There was division in the room over the intention of the straw poll.

“This smells like an endorsement to me, said Natrona County Committeeman Joe Mcginley, who had publicly disagreed with party leaders before. “Whether that is the true intention of the state ... or not, that’s what it appears to be.”

Karl Allred, the Uinta County GOP chairman, saw it differently.

“This is not an endorsement,” he said. “This is merely asking for the opinion of the body at this time.”
 
It's certainly possible that  Cheney could survive the primary challenge and be reelected, but a December poll found Hageman ahead of Cheney 38-18% with more than a quarter of GOP primary voters undecided.  Anything's possible.

Me, I'm rooting for the Democrat if they can, you know, find one.

Sunday Long Read: Going Off The Sauce

Author Danielle Tcholakian sobered up in 2021, facing the pandemic and her own mortality, and the choice to seek help and stop drinking saved her life as she recounts in this weeks Sunday Long Read.


2021 was, objectively, not a great year for most people living on this planet. It also happened to be the first full calendar year of my life that I spent sober, having realized in 2020 that I had a problem. It was not a year I would’ve expected to get through rawdogging reality, as it were, or even really to get through at all.

The truth is that most of my drinking and using had one primary purpose: to allow me to feel less. To be less aware. To not have to live in my own brain or settle for the reality of living in the world as myself. To hide from how overwhelmed I was by seemingly everything.
^^^^
* [Questions to answer]:
[1] List every person mentioned by name in the passage about the straw poll and sobriety.
[2] Resume the passage about the straw poll and sobriety, starting after its final sentence.

(Document structure recognition data)
^^^^
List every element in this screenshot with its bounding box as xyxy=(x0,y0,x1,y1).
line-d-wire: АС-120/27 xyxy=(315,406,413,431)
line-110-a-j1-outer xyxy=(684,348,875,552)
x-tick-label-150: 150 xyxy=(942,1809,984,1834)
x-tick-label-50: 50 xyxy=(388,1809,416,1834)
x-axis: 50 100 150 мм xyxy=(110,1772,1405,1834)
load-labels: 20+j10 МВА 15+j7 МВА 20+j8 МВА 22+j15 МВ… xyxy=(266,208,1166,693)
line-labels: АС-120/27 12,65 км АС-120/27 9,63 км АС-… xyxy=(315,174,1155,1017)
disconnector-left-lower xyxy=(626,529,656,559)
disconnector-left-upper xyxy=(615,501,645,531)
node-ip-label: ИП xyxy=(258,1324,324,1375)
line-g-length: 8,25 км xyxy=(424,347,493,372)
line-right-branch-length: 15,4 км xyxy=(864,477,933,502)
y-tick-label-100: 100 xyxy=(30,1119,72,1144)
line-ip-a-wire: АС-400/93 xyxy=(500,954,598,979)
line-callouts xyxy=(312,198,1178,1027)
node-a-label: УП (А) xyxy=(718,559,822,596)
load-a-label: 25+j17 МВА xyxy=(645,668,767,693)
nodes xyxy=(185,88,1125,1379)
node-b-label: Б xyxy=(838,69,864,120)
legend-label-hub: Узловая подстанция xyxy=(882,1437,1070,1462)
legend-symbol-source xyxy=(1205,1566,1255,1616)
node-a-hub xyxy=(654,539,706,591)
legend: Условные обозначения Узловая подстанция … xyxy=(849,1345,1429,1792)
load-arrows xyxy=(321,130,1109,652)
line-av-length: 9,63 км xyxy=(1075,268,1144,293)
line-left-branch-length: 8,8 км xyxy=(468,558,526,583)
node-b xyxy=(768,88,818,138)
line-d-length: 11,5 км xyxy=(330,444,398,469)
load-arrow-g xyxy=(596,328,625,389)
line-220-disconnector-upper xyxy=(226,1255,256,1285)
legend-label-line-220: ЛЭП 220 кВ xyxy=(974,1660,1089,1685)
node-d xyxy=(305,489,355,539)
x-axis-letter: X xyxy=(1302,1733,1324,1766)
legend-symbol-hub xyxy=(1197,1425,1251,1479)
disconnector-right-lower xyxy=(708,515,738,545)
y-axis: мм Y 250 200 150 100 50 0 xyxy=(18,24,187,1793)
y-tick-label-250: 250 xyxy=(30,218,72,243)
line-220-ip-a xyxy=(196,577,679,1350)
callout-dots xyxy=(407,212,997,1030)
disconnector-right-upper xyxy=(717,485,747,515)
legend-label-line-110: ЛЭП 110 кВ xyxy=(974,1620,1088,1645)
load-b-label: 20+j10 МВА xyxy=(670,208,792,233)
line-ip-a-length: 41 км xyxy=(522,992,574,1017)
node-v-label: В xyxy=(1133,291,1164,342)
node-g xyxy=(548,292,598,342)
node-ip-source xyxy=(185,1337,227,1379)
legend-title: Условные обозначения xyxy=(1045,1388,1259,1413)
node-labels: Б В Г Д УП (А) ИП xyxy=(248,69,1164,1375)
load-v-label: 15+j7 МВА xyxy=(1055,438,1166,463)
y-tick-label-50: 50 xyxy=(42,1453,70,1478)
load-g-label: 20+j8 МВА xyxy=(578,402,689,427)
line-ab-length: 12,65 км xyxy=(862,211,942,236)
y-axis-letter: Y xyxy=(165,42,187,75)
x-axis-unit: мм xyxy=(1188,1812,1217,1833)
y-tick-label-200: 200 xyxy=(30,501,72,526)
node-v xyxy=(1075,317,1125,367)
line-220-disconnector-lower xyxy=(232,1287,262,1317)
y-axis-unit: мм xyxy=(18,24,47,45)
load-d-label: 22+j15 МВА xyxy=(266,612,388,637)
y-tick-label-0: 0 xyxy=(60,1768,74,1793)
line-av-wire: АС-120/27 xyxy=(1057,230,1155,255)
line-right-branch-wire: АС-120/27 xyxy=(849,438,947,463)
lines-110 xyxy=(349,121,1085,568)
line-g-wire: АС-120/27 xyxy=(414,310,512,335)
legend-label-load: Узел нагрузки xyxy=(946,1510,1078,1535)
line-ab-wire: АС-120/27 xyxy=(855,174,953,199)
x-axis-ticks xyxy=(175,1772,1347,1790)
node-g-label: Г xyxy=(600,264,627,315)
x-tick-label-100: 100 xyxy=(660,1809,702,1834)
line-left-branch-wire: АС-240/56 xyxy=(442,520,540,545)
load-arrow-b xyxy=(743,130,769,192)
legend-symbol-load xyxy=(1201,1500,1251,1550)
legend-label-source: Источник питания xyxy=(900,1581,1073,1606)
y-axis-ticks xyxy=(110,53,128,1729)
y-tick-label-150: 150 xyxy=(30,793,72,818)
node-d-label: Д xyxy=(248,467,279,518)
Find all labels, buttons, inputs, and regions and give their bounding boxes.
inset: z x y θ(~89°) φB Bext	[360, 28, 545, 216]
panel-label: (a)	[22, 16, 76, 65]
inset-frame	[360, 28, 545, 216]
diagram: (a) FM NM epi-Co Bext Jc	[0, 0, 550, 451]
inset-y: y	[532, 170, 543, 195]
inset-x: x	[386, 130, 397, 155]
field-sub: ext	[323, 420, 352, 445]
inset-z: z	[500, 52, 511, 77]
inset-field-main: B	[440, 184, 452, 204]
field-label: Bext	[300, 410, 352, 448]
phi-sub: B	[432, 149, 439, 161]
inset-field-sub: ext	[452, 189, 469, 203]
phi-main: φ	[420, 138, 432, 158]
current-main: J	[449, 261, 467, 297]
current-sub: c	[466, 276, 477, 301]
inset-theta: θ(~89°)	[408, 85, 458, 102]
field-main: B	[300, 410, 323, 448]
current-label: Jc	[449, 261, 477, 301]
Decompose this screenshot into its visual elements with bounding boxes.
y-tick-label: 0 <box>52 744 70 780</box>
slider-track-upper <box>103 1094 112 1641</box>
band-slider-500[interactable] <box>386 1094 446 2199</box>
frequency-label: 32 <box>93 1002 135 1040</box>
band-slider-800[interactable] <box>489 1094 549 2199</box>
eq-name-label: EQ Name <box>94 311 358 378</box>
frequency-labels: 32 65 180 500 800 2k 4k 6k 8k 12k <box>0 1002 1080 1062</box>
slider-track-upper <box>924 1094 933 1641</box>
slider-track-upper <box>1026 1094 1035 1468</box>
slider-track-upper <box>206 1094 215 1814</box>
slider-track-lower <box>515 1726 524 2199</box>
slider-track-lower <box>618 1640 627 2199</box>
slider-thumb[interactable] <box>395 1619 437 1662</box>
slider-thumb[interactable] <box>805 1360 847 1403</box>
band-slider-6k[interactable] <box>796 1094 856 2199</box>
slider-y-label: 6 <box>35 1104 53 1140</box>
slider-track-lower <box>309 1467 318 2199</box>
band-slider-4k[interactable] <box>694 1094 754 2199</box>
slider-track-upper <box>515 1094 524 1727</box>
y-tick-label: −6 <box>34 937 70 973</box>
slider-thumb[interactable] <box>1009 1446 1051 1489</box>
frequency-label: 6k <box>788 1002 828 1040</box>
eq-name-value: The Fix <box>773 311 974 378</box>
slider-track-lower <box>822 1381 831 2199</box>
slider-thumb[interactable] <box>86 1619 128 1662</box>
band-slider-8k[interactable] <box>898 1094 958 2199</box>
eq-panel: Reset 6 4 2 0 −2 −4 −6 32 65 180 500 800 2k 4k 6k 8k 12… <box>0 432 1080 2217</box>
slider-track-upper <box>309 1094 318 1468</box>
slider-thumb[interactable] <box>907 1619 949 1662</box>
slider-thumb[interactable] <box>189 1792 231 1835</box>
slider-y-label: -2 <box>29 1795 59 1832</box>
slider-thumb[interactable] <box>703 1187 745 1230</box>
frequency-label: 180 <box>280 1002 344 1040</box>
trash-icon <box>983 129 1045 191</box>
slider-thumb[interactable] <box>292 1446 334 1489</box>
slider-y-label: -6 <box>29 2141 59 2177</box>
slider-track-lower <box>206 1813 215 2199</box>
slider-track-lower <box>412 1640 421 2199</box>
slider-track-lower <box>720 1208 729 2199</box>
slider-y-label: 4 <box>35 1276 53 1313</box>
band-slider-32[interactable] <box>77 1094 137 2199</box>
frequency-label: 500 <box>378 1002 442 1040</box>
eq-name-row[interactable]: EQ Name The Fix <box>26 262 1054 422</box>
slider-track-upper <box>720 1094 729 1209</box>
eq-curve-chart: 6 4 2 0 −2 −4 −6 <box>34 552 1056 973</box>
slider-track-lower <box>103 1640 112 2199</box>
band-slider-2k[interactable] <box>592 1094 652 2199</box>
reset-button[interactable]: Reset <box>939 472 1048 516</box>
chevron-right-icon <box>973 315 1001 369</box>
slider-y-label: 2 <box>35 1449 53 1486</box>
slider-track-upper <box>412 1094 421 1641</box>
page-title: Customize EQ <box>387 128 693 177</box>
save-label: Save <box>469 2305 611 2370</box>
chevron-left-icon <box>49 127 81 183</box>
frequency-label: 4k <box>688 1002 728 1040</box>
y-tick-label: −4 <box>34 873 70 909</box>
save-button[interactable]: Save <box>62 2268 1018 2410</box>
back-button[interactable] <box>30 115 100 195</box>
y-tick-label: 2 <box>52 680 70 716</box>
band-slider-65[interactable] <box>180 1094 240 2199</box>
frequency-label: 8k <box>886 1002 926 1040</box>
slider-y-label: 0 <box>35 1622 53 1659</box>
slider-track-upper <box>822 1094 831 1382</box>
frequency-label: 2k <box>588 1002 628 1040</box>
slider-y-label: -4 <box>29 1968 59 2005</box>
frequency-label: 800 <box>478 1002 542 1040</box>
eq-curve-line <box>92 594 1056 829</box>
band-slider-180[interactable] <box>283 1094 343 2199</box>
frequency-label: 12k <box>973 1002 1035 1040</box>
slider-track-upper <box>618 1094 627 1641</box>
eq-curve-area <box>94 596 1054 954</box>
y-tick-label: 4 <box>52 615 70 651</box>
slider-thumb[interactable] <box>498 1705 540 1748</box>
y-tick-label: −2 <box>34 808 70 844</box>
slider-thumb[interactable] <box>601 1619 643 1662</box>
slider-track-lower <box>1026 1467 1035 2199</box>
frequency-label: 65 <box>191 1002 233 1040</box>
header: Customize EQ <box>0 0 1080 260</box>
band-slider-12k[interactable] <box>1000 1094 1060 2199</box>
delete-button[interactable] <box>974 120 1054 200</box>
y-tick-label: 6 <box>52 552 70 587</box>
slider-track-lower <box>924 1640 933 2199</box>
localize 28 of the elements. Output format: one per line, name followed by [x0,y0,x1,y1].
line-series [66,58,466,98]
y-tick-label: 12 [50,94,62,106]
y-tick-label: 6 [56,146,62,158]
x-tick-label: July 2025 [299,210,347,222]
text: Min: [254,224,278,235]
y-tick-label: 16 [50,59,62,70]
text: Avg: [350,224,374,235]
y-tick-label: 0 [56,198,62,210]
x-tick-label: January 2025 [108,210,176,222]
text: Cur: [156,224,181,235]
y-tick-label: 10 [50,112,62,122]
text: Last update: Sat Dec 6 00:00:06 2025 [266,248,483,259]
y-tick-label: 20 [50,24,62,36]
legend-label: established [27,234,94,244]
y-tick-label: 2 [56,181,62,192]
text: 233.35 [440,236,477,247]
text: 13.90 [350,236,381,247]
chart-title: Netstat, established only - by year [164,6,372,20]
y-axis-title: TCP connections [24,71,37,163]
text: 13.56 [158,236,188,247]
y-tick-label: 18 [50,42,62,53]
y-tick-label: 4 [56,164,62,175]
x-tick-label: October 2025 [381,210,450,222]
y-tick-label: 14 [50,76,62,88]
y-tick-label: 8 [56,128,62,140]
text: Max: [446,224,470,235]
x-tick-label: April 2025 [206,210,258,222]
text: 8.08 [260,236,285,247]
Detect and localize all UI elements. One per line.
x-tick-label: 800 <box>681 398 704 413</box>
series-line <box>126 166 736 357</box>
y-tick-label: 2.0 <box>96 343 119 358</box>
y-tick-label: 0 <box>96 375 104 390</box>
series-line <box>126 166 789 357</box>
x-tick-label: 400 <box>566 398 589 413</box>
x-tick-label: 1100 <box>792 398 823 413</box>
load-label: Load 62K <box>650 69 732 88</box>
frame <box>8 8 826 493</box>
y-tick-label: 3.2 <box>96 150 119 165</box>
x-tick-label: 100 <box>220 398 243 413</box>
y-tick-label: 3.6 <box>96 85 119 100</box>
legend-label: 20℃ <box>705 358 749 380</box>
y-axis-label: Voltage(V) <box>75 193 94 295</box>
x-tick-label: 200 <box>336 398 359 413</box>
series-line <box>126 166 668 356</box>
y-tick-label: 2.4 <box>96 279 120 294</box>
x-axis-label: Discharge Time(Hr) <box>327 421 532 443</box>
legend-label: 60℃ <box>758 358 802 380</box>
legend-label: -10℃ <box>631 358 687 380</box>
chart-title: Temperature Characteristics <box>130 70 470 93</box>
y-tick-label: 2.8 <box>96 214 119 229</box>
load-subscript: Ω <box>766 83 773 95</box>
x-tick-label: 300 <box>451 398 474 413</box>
^^^^
* [Per-task outputs]:
[1]
Joe Mcginley
Karl Allred
Cheney
Hageman
Danielle Tcholakian

[2]
So it’s a little unbelievable that a year in which I was forced to feel things all the time, to be aware of all of it, and to, the whole time, be stuck being me—what seemed like a truly disgusting option—was, in the rearview, better than any of the years in which I’d been able to hide.

It pains me even to write or talk like this now, and that’s a huge part of it. I hated myself—really despised this bitch—for so much of my life, and I don’t anymore. This isn’t a bad brain! It’s a goofy, loving, often uncooperative, mess of a brain in a goofy, loving, messy, still-figuring-a-lot-of-really-elementary-stuff-out person that I mostly don’t mind being anymore. That I often actually enjoy being.

My life before sobriety wasn’t all bad. But most days, for at least five years, I fought with a panicked, angry voice in my head that said I needed to die. The end of 2019 saw me in a Medicaid clinic with a medical resident younger than me patiently going over a list of questions he was required to ask of depressed patients. I explained that yes, I wanted to kill myself, but it was just logical. I was a burden—on people, on systems. I had drained my own resources attempting to resolve a depression that had ultimately been deemed “treatment resistant,” and now here I was, on Medicaid and unable to work. I can’t work so I should die was a deeply American logic I had internalized, and in my frustration at his obtuse refusal to agree that I was simply being practical, I began to cry.

At first, the resident said, “But you know that’s just your depression, right? That’s the only reason you think that.” And I snapped, no—the depression was the physical heaviness, the brain fog, the constant hunger for sleep, the excruciating fucking unending psychological pain. I believed the knowledge that I was better off dead was just that: knowledge; reason.

He looked at me differently, then paused and said something like, “I’m sorry you’re feeling that. I hope you can believe me when I say that it isn’t true. And you shouldn’t feel this way. We will find you resources.” I sobbed then, cracked open by the discovery that the only thing that hurt worse than the pain I’d been in was getting precisely what I didn’t realize I’d been craving: human kindness, and hope. I stopped drinking and using soon after.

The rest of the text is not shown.